_Directive 1_. In the forum post, condense the paragraph that begins "when this company was operating" into one sentence that keeps its main facts.
_Directive 2_. Resume the forum post about the company's finances after its final sentence.

------ Source document ------

Friday, 05/17/2013 5:13:25 PM

Friday, May 17, 2013 5:13:25 PM

Post# of 30046
here's a fact:

when this company was operating, their gross revenues never exceeded 5% of their FORECAST gross revenues. That's right, the CEO missed his guidance by 95% every time he gave guidance.

Here's another: this company defaulted on EVERY loan they took out after MacLellan became CEO.

Here's another: they haven't filed a financial report since 4th Qtr 2011.

Here's another: after MacLellan took over and Jade mutinied and the only income was from onko-sure, the highest annual gross revenue total was $314,000 (in 2011). Operating expenses were $10 million that year (not counting the debt). That is the best the company ever did from an operations standpoint: gross revenues about 10% of operating costs.

Another fact: If you add the other expenses, this company lost about $85 million per year the last two years it operated (2010 and 2011).

------ Listed entries ------

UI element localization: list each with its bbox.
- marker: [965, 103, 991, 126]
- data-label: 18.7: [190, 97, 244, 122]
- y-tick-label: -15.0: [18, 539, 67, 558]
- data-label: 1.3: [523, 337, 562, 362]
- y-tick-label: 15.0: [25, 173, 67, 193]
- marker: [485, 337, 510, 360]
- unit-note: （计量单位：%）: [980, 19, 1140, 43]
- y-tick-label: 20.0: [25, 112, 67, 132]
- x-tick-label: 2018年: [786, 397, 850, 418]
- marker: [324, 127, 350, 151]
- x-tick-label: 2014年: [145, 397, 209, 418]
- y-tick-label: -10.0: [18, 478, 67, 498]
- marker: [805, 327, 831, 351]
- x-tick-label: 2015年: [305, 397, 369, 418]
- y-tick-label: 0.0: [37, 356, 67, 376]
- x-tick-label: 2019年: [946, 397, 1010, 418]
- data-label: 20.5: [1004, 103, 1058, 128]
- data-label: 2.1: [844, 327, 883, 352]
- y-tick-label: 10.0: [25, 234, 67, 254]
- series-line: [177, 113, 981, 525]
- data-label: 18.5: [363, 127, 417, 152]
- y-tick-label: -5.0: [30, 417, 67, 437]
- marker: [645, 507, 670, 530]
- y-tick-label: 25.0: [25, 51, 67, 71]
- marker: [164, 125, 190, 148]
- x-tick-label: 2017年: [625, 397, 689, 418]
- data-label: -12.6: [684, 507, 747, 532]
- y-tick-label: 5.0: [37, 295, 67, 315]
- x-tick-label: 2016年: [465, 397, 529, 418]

------

_Reply 1_. While it operated, the company never took in more than 5% of its forecast gross revenues, so the CEO missed his guidance by 95% every time he gave it.

_Reply 2_.
Anyone clamoring for some kind of resurrection of this company and/or DR-70 has to answer one important question: WHY? Biotech is all about profits and making money. A developmental biotech can burn cash like that because there is a CHANCE it will be profitable some day, but when it gets FDA clearance for its flagship product (as AMDL did in 2006), the CEO has to meet his guidance, or the company dies. This company is proof that a biotech cvan't just get FDA clearance -- it has to SELL something; and patents are worthless if the device is not profitable.